*INSTRUCTIONS FOR THE TASK:* Give every line again exactly as it appears, please, but not the pictures.

Extracted records:
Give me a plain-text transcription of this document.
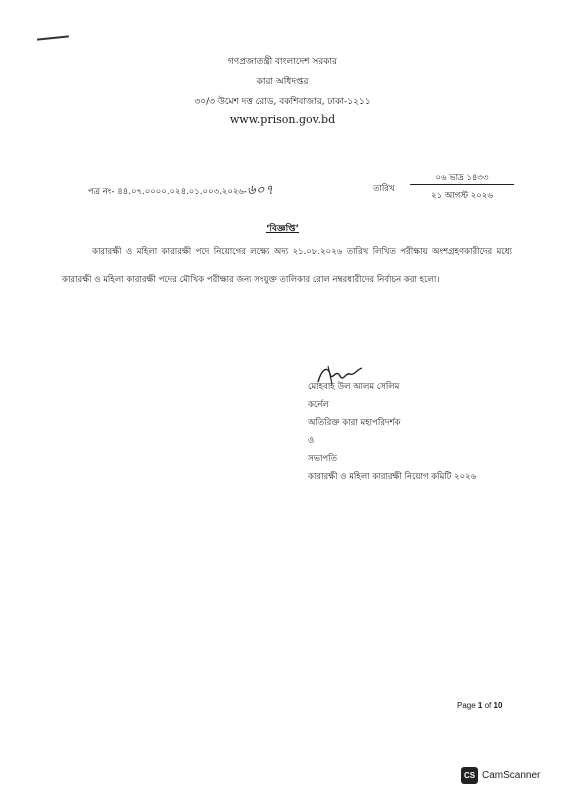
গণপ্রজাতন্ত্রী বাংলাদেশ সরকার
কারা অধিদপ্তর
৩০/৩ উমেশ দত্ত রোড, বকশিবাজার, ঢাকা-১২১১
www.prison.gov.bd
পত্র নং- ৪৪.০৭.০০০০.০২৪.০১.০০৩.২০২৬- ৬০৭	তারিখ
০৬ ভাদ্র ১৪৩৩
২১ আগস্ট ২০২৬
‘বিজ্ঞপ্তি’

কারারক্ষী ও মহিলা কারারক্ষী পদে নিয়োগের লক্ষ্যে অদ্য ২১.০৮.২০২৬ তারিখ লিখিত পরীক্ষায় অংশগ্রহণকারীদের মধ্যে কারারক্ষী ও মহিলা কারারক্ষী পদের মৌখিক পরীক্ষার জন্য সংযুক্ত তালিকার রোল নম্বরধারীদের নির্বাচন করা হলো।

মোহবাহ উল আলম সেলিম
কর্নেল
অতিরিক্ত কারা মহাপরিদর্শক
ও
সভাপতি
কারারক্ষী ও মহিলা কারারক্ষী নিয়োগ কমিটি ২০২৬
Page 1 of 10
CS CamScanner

*ANSWER TO THE TASK:*
Give me a plain-text transcription of this document.
গণপ্রজাতন্ত্রী বাংলাদেশ সরকার
কারা অধিদপ্তর
৩০/৩ উমেশ দত্ত রোড, বকশিবাজার, ঢাকা-১২১১
www.prison.gov.bd
পত্র নং- ৪৪.০৭.০০০০.০২৪.০১.০০৩.২০২৬- ৬০৭	তারিখ
০৬ ভাদ্র ১৪৩৩
২১ আগস্ট ২০২৬
‘বিজ্ঞপ্তি’

কারারক্ষী ও মহিলা কারারক্ষী পদে নিয়োগের লক্ষ্যে অদ্য ২১.০৮.২০২৬ তারিখ লিখিত পরীক্ষায় অংশগ্রহণকারীদের মধ্যে কারারক্ষী ও মহিলা কারারক্ষী পদের মৌখিক পরীক্ষার জন্য সংযুক্ত তালিকার রোল নম্বরধারীদের নির্বাচন করা হলো।

মোহবাহ উল আলম সেলিম
কর্নেল
অতিরিক্ত কারা মহাপরিদর্শক
ও
সভাপতি
কারারক্ষী ও মহিলা কারারক্ষী নিয়োগ কমিটি ২০২৬
Page 1 of 10
CS CamScanner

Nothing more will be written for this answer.